A MERCANTILIZAÇÃO DOS MÉDICOS ESTÁ EM MARCHA



São bastante amargas as últimas declarações do Bastonário da Ordem dos Médicos, em fim de mandato: “Saúde 24? – Aquilo é uma Caixa Registadora”; “Aquelas 190 mil urgências que dizem que evitam são ranholas e fabrículas. (…) Essas deviam poder ser resolvidas com um telefonema para o médio ou enfermeiro de família”; “”Cada chamada efetuada por um doente para a linha Saúde 24 custa 12 euros aos Estado. É um valor superior à hora de um médico. E se o problema for resolvido custa 16 euros. Não brinquemos com coisas sérias.” “Há diretores clínico mal preparados!”.

Vai de mal a pior a vida dos médicos em Portugal. A outrora mais desejada profissão, em Portugal, vive dias difíceis, especialmente porque o quadro social, político, económico lhes faz um cerco do qual muito dificilmente sairão vencedores. Arrisco a dizer que os médicos serão o último bastião da Saúde a cair, mas cairão como caíram os enfermeiros e as farmácias.
::::
§ **O TEU OBJETIVO**
Cita, sem mudar nada, o trecho do texto sobre a vida dos médicos em Portugal que vai de "Vai de mal a" até "e as farmácias.".

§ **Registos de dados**
::::
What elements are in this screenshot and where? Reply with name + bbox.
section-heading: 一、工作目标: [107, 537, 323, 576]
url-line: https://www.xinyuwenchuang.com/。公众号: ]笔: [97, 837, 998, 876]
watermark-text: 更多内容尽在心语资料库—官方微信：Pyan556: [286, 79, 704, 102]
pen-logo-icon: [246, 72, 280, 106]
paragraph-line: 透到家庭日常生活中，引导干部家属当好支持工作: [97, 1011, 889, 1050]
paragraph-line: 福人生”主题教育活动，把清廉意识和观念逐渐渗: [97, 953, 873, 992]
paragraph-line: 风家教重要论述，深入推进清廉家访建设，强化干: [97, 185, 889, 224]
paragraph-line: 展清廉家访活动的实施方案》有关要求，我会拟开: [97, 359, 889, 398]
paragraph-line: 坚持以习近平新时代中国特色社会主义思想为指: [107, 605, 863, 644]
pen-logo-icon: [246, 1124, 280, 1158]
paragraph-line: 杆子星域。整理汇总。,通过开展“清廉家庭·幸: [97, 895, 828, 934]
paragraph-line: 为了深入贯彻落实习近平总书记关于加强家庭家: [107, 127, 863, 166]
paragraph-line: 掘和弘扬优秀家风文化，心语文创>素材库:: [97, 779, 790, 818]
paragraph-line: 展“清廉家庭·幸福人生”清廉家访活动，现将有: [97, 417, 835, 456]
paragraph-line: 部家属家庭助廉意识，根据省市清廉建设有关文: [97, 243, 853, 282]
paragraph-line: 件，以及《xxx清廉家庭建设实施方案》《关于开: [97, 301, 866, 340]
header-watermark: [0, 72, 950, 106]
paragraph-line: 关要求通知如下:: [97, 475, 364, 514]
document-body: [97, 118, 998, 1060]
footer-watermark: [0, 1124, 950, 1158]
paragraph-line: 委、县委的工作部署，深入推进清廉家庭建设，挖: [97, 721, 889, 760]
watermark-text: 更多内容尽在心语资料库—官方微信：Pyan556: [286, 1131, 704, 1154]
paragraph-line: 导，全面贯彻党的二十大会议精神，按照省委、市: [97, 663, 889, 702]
::::
§ **EXERCÍCIO RESOLVIDO**
Vai de mal a pior a vida dos médicos em Portugal. A outrora mais desejada profissão, em Portugal, vive dias difíceis, especialmente porque o quadro social, político, económico lhes faz um cerco do qual muito dificilmente sairão vencedores. Arrisco a dizer que os médicos serão o último bastião da Saúde a cair, mas cairão como caíram os enfermeiros e as farmácias.